*Set task*
Copy the data below exactly.

[Data excerpts]

+-------+

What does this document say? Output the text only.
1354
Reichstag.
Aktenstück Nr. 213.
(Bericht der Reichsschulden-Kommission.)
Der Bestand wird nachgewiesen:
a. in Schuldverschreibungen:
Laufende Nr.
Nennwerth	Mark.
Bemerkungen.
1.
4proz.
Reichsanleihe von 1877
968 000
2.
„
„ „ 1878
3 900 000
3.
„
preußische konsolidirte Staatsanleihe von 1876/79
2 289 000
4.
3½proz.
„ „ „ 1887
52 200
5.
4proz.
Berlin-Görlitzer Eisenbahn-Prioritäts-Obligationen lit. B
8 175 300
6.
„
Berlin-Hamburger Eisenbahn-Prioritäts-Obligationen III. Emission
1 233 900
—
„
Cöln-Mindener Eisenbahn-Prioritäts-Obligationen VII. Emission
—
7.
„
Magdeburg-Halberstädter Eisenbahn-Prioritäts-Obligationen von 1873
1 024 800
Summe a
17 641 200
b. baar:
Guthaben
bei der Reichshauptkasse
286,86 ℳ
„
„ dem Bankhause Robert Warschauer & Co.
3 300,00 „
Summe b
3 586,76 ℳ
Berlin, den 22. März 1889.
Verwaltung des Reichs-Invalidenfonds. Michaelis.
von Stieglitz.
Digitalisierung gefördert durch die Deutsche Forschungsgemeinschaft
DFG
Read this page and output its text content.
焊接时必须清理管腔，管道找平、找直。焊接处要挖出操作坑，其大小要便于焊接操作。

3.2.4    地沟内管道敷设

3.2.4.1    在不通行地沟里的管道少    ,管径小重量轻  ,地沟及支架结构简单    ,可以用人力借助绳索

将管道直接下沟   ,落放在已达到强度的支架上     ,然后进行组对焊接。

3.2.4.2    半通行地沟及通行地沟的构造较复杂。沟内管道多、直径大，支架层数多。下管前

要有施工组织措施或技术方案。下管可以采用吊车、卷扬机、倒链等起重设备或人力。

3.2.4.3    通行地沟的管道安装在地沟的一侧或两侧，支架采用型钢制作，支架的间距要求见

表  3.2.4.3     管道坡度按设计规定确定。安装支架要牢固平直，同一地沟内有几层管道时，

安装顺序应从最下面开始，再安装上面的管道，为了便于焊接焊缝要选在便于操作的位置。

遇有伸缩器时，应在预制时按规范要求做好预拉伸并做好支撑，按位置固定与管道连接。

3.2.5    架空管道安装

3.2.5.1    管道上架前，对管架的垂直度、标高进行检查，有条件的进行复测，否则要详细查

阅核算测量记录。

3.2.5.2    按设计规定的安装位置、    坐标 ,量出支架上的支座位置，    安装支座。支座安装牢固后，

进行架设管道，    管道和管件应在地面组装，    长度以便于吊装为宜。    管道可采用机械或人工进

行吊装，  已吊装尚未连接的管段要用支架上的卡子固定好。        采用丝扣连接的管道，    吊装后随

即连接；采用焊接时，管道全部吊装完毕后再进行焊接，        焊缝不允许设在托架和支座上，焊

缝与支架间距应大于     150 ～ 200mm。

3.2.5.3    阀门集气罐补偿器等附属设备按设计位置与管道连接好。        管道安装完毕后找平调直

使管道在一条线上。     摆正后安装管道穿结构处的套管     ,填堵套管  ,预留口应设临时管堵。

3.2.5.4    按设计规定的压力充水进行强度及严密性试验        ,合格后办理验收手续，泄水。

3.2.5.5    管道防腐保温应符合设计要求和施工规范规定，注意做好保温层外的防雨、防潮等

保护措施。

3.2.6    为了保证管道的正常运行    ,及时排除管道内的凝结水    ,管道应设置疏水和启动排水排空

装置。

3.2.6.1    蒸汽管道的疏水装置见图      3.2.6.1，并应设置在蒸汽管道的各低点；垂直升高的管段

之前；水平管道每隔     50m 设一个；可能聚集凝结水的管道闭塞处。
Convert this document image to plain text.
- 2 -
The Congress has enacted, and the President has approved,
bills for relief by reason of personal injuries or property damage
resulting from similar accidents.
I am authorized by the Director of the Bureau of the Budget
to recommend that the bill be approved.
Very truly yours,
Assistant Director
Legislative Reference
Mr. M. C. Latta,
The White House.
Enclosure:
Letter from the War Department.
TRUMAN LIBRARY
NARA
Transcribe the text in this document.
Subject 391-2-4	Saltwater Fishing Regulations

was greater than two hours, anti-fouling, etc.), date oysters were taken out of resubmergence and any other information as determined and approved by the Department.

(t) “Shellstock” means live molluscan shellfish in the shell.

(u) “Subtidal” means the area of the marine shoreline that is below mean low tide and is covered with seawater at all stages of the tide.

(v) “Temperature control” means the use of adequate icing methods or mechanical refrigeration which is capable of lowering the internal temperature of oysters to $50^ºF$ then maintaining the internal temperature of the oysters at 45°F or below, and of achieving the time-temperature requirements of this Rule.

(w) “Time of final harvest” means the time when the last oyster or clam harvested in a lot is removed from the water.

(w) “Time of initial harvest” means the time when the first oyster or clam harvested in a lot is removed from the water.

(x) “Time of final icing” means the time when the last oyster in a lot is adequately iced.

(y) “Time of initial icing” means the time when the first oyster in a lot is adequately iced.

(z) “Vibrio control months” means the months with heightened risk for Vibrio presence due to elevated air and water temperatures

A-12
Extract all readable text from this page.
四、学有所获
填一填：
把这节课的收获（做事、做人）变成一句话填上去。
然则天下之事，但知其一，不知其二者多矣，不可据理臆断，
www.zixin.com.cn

+-------+

*Written solution*
What does this document say? Output the text only.
1354
Reichstag.
Aktenstück Nr. 213.
(Bericht der Reichsschulden-Kommission.)
Der Bestand wird nachgewiesen:
a. in Schuldverschreibungen:
Laufende Nr.
Nennwerth	Mark.
Bemerkungen.
1.
4proz.
Reichsanleihe von 1877
968 000
2.
„
„ „ 1878
3 900 000
3.
„
preußische konsolidirte Staatsanleihe von 1876/79
2 289 000
4.
3½proz.
„ „ „ 1887
52 200
5.
4proz.
Berlin-Görlitzer Eisenbahn-Prioritäts-Obligationen lit. B
8 175 300
6.
„
Berlin-Hamburger Eisenbahn-Prioritäts-Obligationen III. Emission
1 233 900
—
„
Cöln-Mindener Eisenbahn-Prioritäts-Obligationen VII. Emission
—
7.
„
Magdeburg-Halberstädter Eisenbahn-Prioritäts-Obligationen von 1873
1 024 800
Summe a
17 641 200
b. baar:
Guthaben
bei der Reichshauptkasse
286,86 ℳ
„
„ dem Bankhause Robert Warschauer & Co.
3 300,00 „
Summe b
3 586,76 ℳ
Berlin, den 22. März 1889.
Verwaltung des Reichs-Invalidenfonds. Michaelis.
von Stieglitz.
Digitalisierung gefördert durch die Deutsche Forschungsgemeinschaft
DFG
Read this page and output its text content.
焊接时必须清理管腔，管道找平、找直。焊接处要挖出操作坑，其大小要便于焊接操作。

3.2.4    地沟内管道敷设

3.2.4.1    在不通行地沟里的管道少    ,管径小重量轻  ,地沟及支架结构简单    ,可以用人力借助绳索

将管道直接下沟   ,落放在已达到强度的支架上     ,然后进行组对焊接。

3.2.4.2    半通行地沟及通行地沟的构造较复杂。沟内管道多、直径大，支架层数多。下管前

要有施工组织措施或技术方案。下管可以采用吊车、卷扬机、倒链等起重设备或人力。

3.2.4.3    通行地沟的管道安装在地沟的一侧或两侧，支架采用型钢制作，支架的间距要求见

表  3.2.4.3     管道坡度按设计规定确定。安装支架要牢固平直，同一地沟内有几层管道时，

安装顺序应从最下面开始，再安装上面的管道，为了便于焊接焊缝要选在便于操作的位置。

遇有伸缩器时，应在预制时按规范要求做好预拉伸并做好支撑，按位置固定与管道连接。

3.2.5    架空管道安装

3.2.5.1    管道上架前，对管架的垂直度、标高进行检查，有条件的进行复测，否则要详细查

阅核算测量记录。

3.2.5.2    按设计规定的安装位置、    坐标 ,量出支架上的支座位置，    安装支座。支座安装牢固后，

进行架设管道，    管道和管件应在地面组装，    长度以便于吊装为宜。    管道可采用机械或人工进

行吊装，  已吊装尚未连接的管段要用支架上的卡子固定好。        采用丝扣连接的管道，    吊装后随

即连接；采用焊接时，管道全部吊装完毕后再进行焊接，        焊缝不允许设在托架和支座上，焊

缝与支架间距应大于     150 ～ 200mm。

3.2.5.3    阀门集气罐补偿器等附属设备按设计位置与管道连接好。        管道安装完毕后找平调直

使管道在一条线上。     摆正后安装管道穿结构处的套管     ,填堵套管  ,预留口应设临时管堵。

3.2.5.4    按设计规定的压力充水进行强度及严密性试验        ,合格后办理验收手续，泄水。

3.2.5.5    管道防腐保温应符合设计要求和施工规范规定，注意做好保温层外的防雨、防潮等

保护措施。

3.2.6    为了保证管道的正常运行    ,及时排除管道内的凝结水    ,管道应设置疏水和启动排水排空

装置。

3.2.6.1    蒸汽管道的疏水装置见图      3.2.6.1，并应设置在蒸汽管道的各低点；垂直升高的管段

之前；水平管道每隔     50m 设一个；可能聚集凝结水的管道闭塞处。
Convert this document image to plain text.
- 2 -
The Congress has enacted, and the President has approved,
bills for relief by reason of personal injuries or property damage
resulting from similar accidents.
I am authorized by the Director of the Bureau of the Budget
to recommend that the bill be approved.
Very truly yours,
Assistant Director
Legislative Reference
Mr. M. C. Latta,
The White House.
Enclosure:
Letter from the War Department.
TRUMAN LIBRARY
NARA
Transcribe the text in this document.
Subject 391-2-4	Saltwater Fishing Regulations

was greater than two hours, anti-fouling, etc.), date oysters were taken out of resubmergence and any other information as determined and approved by the Department.

(t) “Shellstock” means live molluscan shellfish in the shell.

(u) “Subtidal” means the area of the marine shoreline that is below mean low tide and is covered with seawater at all stages of the tide.

(v) “Temperature control” means the use of adequate icing methods or mechanical refrigeration which is capable of lowering the internal temperature of oysters to $50^ºF$ then maintaining the internal temperature of the oysters at 45°F or below, and of achieving the time-temperature requirements of this Rule.

(w) “Time of final harvest” means the time when the last oyster or clam harvested in a lot is removed from the water.

(w) “Time of initial harvest” means the time when the first oyster or clam harvested in a lot is removed from the water.

(x) “Time of final icing” means the time when the last oyster in a lot is adequately iced.

(y) “Time of initial icing” means the time when the first oyster in a lot is adequately iced.

(z) “Vibrio control months” means the months with heightened risk for Vibrio presence due to elevated air and water temperatures

A-12
Extract all readable text from this page.
四、学有所获
填一填：
把这节课的收获（做事、做人）变成一句话填上去。
然则天下之事，但知其一，不知其二者多矣，不可据理臆断，
www.zixin.com.cn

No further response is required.